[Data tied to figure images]
● ● ● ●

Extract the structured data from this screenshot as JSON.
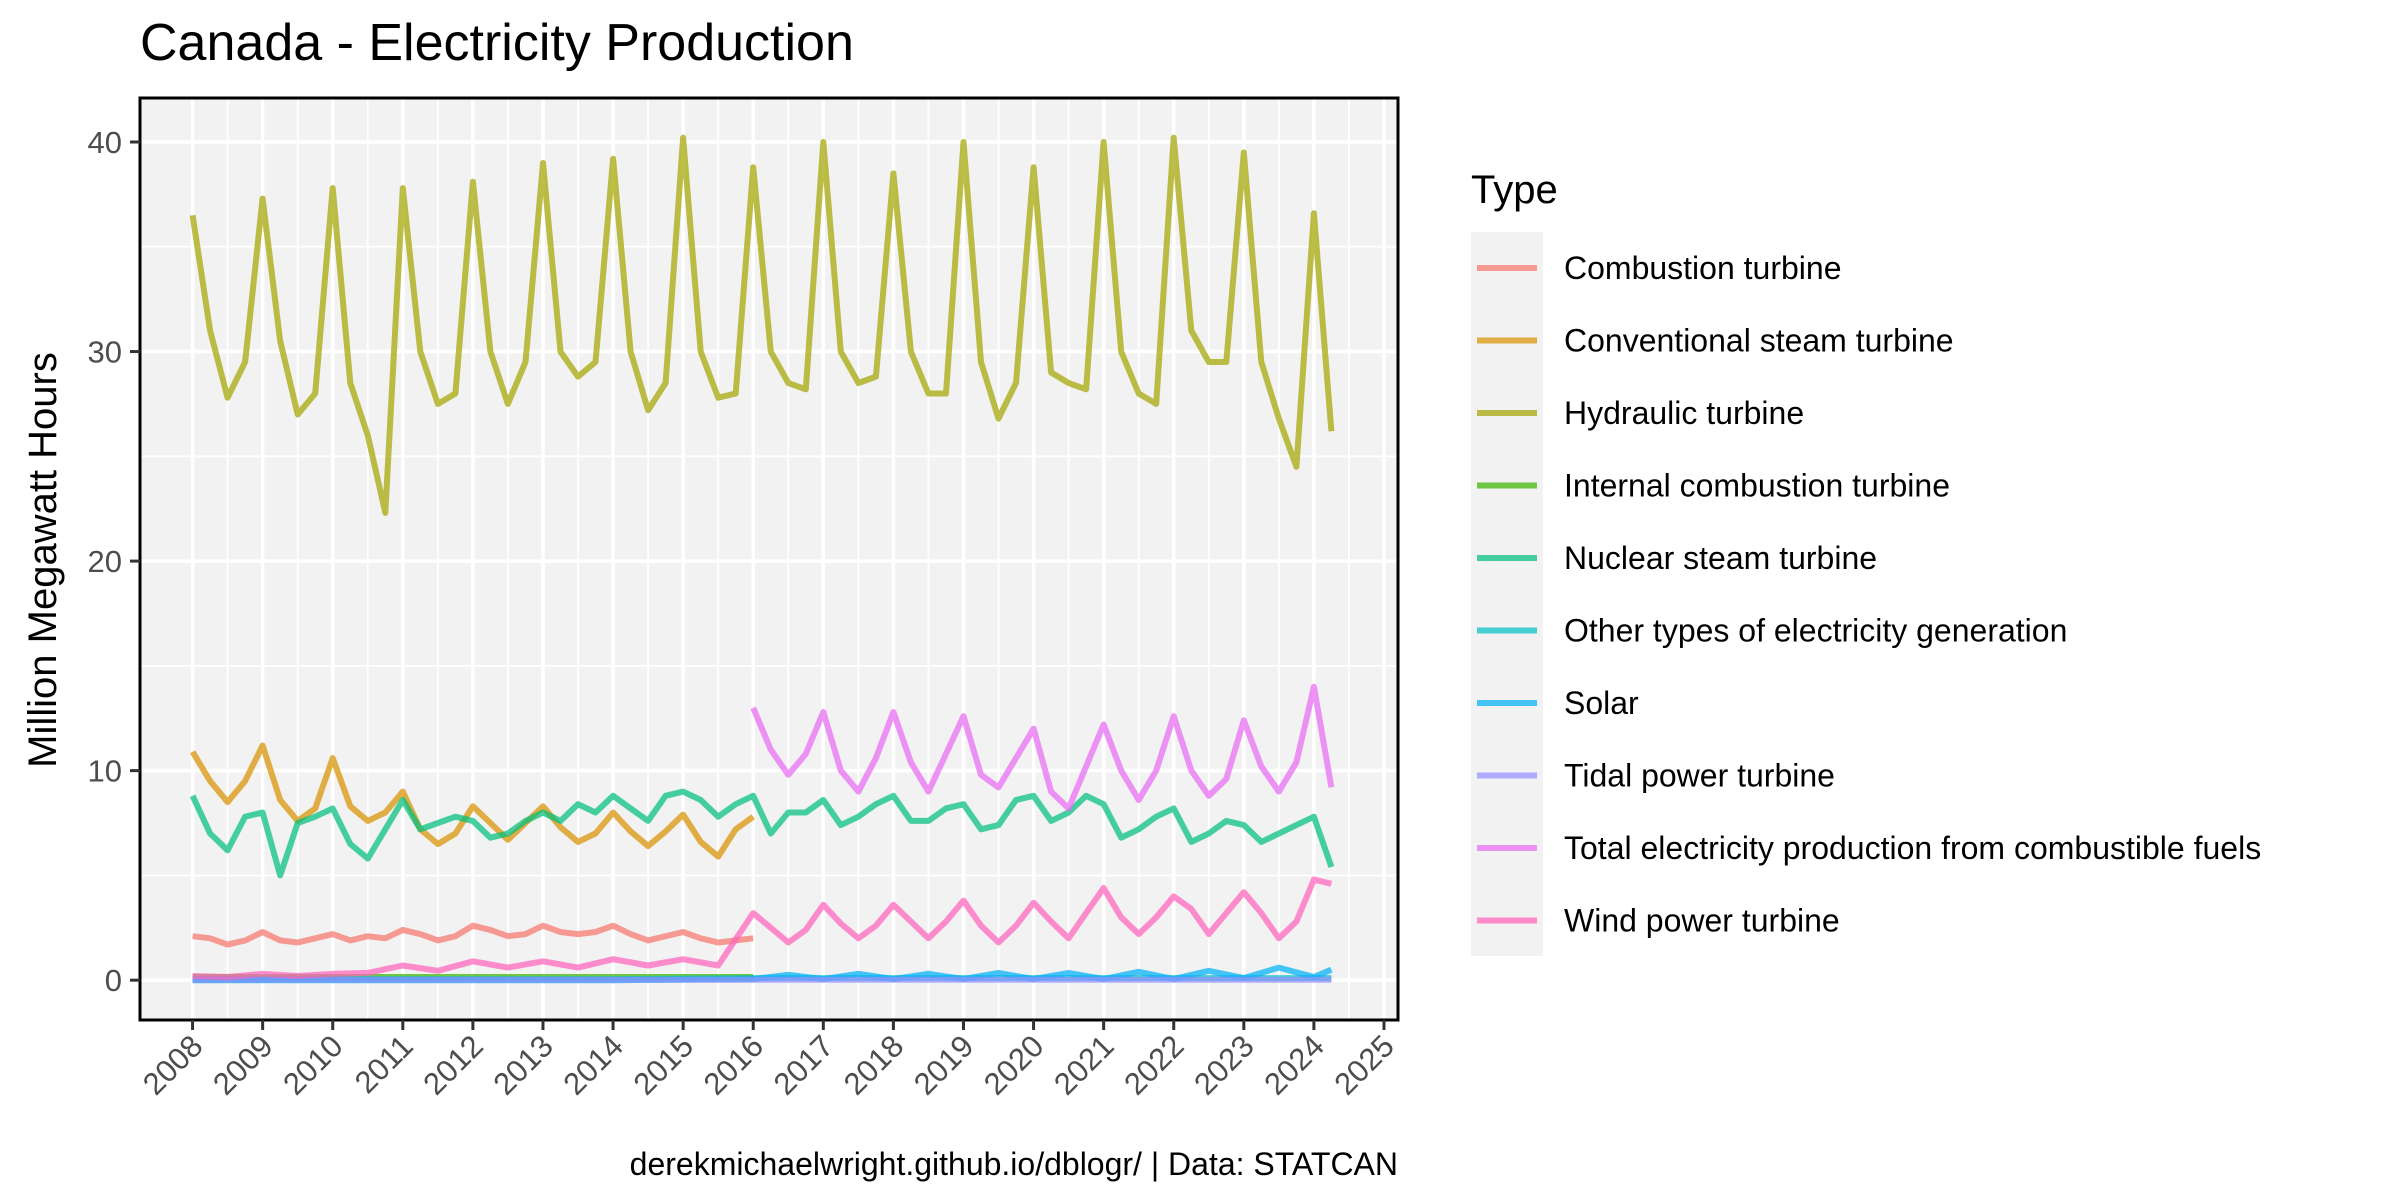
{
  "chart_data": {
    "type": "line",
    "title": "Canada - Electricity Production",
    "ylabel": "Million Megawatt Hours",
    "xlabel": "",
    "caption": "derekmichaelwright.github.io/dblogr/ | Data: STATCAN",
    "legend_title": "Type",
    "legend_position": "right",
    "grid": true,
    "xlim": [
      2007.25,
      2025.2
    ],
    "ylim": [
      -1.9,
      42.1
    ],
    "x_ticks": [
      "2008",
      "2009",
      "2010",
      "2011",
      "2012",
      "2013",
      "2014",
      "2015",
      "2016",
      "2017",
      "2018",
      "2019",
      "2020",
      "2021",
      "2022",
      "2023",
      "2024",
      "2025"
    ],
    "y_ticks": [
      "0",
      "10",
      "20",
      "30",
      "40"
    ],
    "series": [
      {
        "name": "Combustion turbine",
        "color": "#F8766D",
        "x": [
          2008,
          2008.25,
          2008.5,
          2008.75,
          2009,
          2009.25,
          2009.5,
          2009.75,
          2010,
          2010.25,
          2010.5,
          2010.75,
          2011,
          2011.25,
          2011.5,
          2011.75,
          2012,
          2012.25,
          2012.5,
          2012.75,
          2013,
          2013.25,
          2013.5,
          2013.75,
          2014,
          2014.25,
          2014.5,
          2014.75,
          2015,
          2015.25,
          2015.5,
          2015.75,
          2016
        ],
        "y": [
          2.1,
          2.0,
          1.7,
          1.9,
          2.3,
          1.9,
          1.8,
          2.0,
          2.2,
          1.9,
          2.1,
          2.0,
          2.4,
          2.2,
          1.9,
          2.1,
          2.6,
          2.4,
          2.1,
          2.2,
          2.6,
          2.3,
          2.2,
          2.3,
          2.6,
          2.2,
          1.9,
          2.1,
          2.3,
          2.0,
          1.8,
          1.9,
          2.0
        ]
      },
      {
        "name": "Conventional steam turbine",
        "color": "#D89000",
        "x": [
          2008,
          2008.25,
          2008.5,
          2008.75,
          2009,
          2009.25,
          2009.5,
          2009.75,
          2010,
          2010.25,
          2010.5,
          2010.75,
          2011,
          2011.25,
          2011.5,
          2011.75,
          2012,
          2012.25,
          2012.5,
          2012.75,
          2013,
          2013.25,
          2013.5,
          2013.75,
          2014,
          2014.25,
          2014.5,
          2014.75,
          2015,
          2015.25,
          2015.5,
          2015.75,
          2016
        ],
        "y": [
          10.9,
          9.5,
          8.5,
          9.5,
          11.2,
          8.6,
          7.6,
          8.2,
          10.6,
          8.3,
          7.6,
          8.0,
          9.0,
          7.2,
          6.5,
          7.0,
          8.3,
          7.5,
          6.7,
          7.5,
          8.3,
          7.3,
          6.6,
          7.0,
          8.0,
          7.1,
          6.4,
          7.1,
          7.9,
          6.6,
          5.9,
          7.2,
          7.8
        ]
      },
      {
        "name": "Hydraulic turbine",
        "color": "#A3A500",
        "x": [
          2008,
          2008.25,
          2008.5,
          2008.75,
          2009,
          2009.25,
          2009.5,
          2009.75,
          2010,
          2010.25,
          2010.5,
          2010.75,
          2011,
          2011.25,
          2011.5,
          2011.75,
          2012,
          2012.25,
          2012.5,
          2012.75,
          2013,
          2013.25,
          2013.5,
          2013.75,
          2014,
          2014.25,
          2014.5,
          2014.75,
          2015,
          2015.25,
          2015.5,
          2015.75,
          2016,
          2016.25,
          2016.5,
          2016.75,
          2017,
          2017.25,
          2017.5,
          2017.75,
          2018,
          2018.25,
          2018.5,
          2018.75,
          2019,
          2019.25,
          2019.5,
          2019.75,
          2020,
          2020.25,
          2020.5,
          2020.75,
          2021,
          2021.25,
          2021.5,
          2021.75,
          2022,
          2022.25,
          2022.5,
          2022.75,
          2023,
          2023.25,
          2023.5,
          2023.75,
          2024,
          2024.25
        ],
        "y": [
          36.5,
          31.0,
          27.8,
          29.5,
          37.3,
          30.5,
          27.0,
          28.0,
          37.8,
          28.5,
          26.0,
          22.3,
          37.8,
          30.0,
          27.5,
          28.0,
          38.1,
          30.0,
          27.5,
          29.5,
          39.0,
          30.0,
          28.8,
          29.5,
          39.2,
          30.0,
          27.2,
          28.5,
          40.2,
          30.0,
          27.8,
          28.0,
          38.8,
          30.0,
          28.5,
          28.2,
          40.0,
          30.0,
          28.5,
          28.8,
          38.5,
          30.0,
          28.0,
          28.0,
          40.0,
          29.5,
          26.8,
          28.5,
          38.8,
          29.0,
          28.5,
          28.2,
          40.0,
          30.0,
          28.0,
          27.5,
          40.2,
          31.0,
          29.5,
          29.5,
          39.5,
          29.5,
          26.8,
          24.5,
          36.6,
          26.2
        ]
      },
      {
        "name": "Internal combustion turbine",
        "color": "#39B600",
        "x": [
          2008,
          2009,
          2010,
          2011,
          2012,
          2013,
          2014,
          2015,
          2016
        ],
        "y": [
          0.15,
          0.15,
          0.15,
          0.15,
          0.15,
          0.15,
          0.15,
          0.15,
          0.15
        ]
      },
      {
        "name": "Nuclear steam turbine",
        "color": "#00BF7D",
        "x": [
          2008,
          2008.25,
          2008.5,
          2008.75,
          2009,
          2009.25,
          2009.5,
          2009.75,
          2010,
          2010.25,
          2010.5,
          2010.75,
          2011,
          2011.25,
          2011.5,
          2011.75,
          2012,
          2012.25,
          2012.5,
          2012.75,
          2013,
          2013.25,
          2013.5,
          2013.75,
          2014,
          2014.25,
          2014.5,
          2014.75,
          2015,
          2015.25,
          2015.5,
          2015.75,
          2016,
          2016.25,
          2016.5,
          2016.75,
          2017,
          2017.25,
          2017.5,
          2017.75,
          2018,
          2018.25,
          2018.5,
          2018.75,
          2019,
          2019.25,
          2019.5,
          2019.75,
          2020,
          2020.25,
          2020.5,
          2020.75,
          2021,
          2021.25,
          2021.5,
          2021.75,
          2022,
          2022.25,
          2022.5,
          2022.75,
          2023,
          2023.25,
          2023.5,
          2023.75,
          2024,
          2024.25
        ],
        "y": [
          8.8,
          7.0,
          6.2,
          7.8,
          8.0,
          5.0,
          7.5,
          7.8,
          8.2,
          6.5,
          5.8,
          7.2,
          8.6,
          7.2,
          7.5,
          7.8,
          7.6,
          6.8,
          7.0,
          7.6,
          8.0,
          7.6,
          8.4,
          8.0,
          8.8,
          8.2,
          7.6,
          8.8,
          9.0,
          8.6,
          7.8,
          8.4,
          8.8,
          7.0,
          8.0,
          8.0,
          8.6,
          7.4,
          7.8,
          8.4,
          8.8,
          7.6,
          7.6,
          8.2,
          8.4,
          7.2,
          7.4,
          8.6,
          8.8,
          7.6,
          8.0,
          8.8,
          8.4,
          6.8,
          7.2,
          7.8,
          8.2,
          6.6,
          7.0,
          7.6,
          7.4,
          6.6,
          7.0,
          7.4,
          7.8,
          5.4
        ]
      },
      {
        "name": "Other types of electricity generation",
        "color": "#00BFC4",
        "x": [
          2008,
          2010,
          2012,
          2014,
          2016,
          2017,
          2018,
          2019,
          2020,
          2021,
          2022,
          2023,
          2024.25
        ],
        "y": [
          0.05,
          0.05,
          0.05,
          0.05,
          0.1,
          0.1,
          0.1,
          0.1,
          0.1,
          0.1,
          0.1,
          0.1,
          0.1
        ]
      },
      {
        "name": "Solar",
        "color": "#00B0F6",
        "x": [
          2008,
          2010,
          2012,
          2014,
          2016,
          2016.5,
          2017,
          2017.5,
          2018,
          2018.5,
          2019,
          2019.5,
          2020,
          2020.5,
          2021,
          2021.5,
          2022,
          2022.5,
          2023,
          2023.5,
          2024,
          2024.25
        ],
        "y": [
          0.0,
          0.0,
          0.0,
          0.0,
          0.05,
          0.25,
          0.05,
          0.3,
          0.05,
          0.3,
          0.05,
          0.35,
          0.05,
          0.35,
          0.05,
          0.4,
          0.05,
          0.45,
          0.1,
          0.6,
          0.15,
          0.5
        ]
      },
      {
        "name": "Tidal power turbine",
        "color": "#9590FF",
        "x": [
          2008,
          2012,
          2016,
          2020,
          2024.25
        ],
        "y": [
          0.02,
          0.02,
          0.02,
          0.02,
          0.02
        ]
      },
      {
        "name": "Total electricity production from combustible fuels",
        "color": "#E76BF3",
        "x": [
          2016,
          2016.25,
          2016.5,
          2016.75,
          2017,
          2017.25,
          2017.5,
          2017.75,
          2018,
          2018.25,
          2018.5,
          2018.75,
          2019,
          2019.25,
          2019.5,
          2019.75,
          2020,
          2020.25,
          2020.5,
          2020.75,
          2021,
          2021.25,
          2021.5,
          2021.75,
          2022,
          2022.25,
          2022.5,
          2022.75,
          2023,
          2023.25,
          2023.5,
          2023.75,
          2024,
          2024.25
        ],
        "y": [
          13.0,
          11.0,
          9.8,
          10.8,
          12.8,
          10.0,
          9.0,
          10.6,
          12.8,
          10.4,
          9.0,
          10.8,
          12.6,
          9.8,
          9.2,
          10.6,
          12.0,
          9.0,
          8.2,
          10.2,
          12.2,
          10.0,
          8.6,
          10.0,
          12.6,
          10.0,
          8.8,
          9.6,
          12.4,
          10.2,
          9.0,
          10.4,
          14.0,
          9.2
        ]
      },
      {
        "name": "Wind power turbine",
        "color": "#FF62BC",
        "x": [
          2008,
          2008.5,
          2009,
          2009.5,
          2010,
          2010.5,
          2011,
          2011.5,
          2012,
          2012.5,
          2013,
          2013.5,
          2014,
          2014.5,
          2015,
          2015.5,
          2016,
          2016.25,
          2016.5,
          2016.75,
          2017,
          2017.25,
          2017.5,
          2017.75,
          2018,
          2018.25,
          2018.5,
          2018.75,
          2019,
          2019.25,
          2019.5,
          2019.75,
          2020,
          2020.25,
          2020.5,
          2020.75,
          2021,
          2021.25,
          2021.5,
          2021.75,
          2022,
          2022.25,
          2022.5,
          2022.75,
          2023,
          2023.25,
          2023.5,
          2023.75,
          2024,
          2024.25
        ],
        "y": [
          0.2,
          0.15,
          0.3,
          0.2,
          0.3,
          0.35,
          0.7,
          0.45,
          0.9,
          0.6,
          0.9,
          0.6,
          1.0,
          0.7,
          1.0,
          0.7,
          3.2,
          2.5,
          1.8,
          2.4,
          3.6,
          2.7,
          2.0,
          2.6,
          3.6,
          2.8,
          2.0,
          2.8,
          3.8,
          2.6,
          1.8,
          2.6,
          3.7,
          2.8,
          2.0,
          3.2,
          4.4,
          3.0,
          2.2,
          3.0,
          4.0,
          3.4,
          2.2,
          3.2,
          4.2,
          3.2,
          2.0,
          2.8,
          4.8,
          4.6
        ]
      }
    ]
  }
}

● ● ● ●

**Exercise requirements:**
From the data above, pick out each line containing "name" and copy it.

**Task solution:**
        "name": "Combustion turbine",
        "name": "Conventional steam turbine",
        "name": "Hydraulic turbine",
        "name": "Internal combustion turbine",
        "name": "Nuclear steam turbine",
        "name": "Other types of electricity generation",
        "name": "Solar",
        "name": "Tidal power turbine",
        "name": "Total electricity production from combustible fuels",
        "name": "Wind power turbine",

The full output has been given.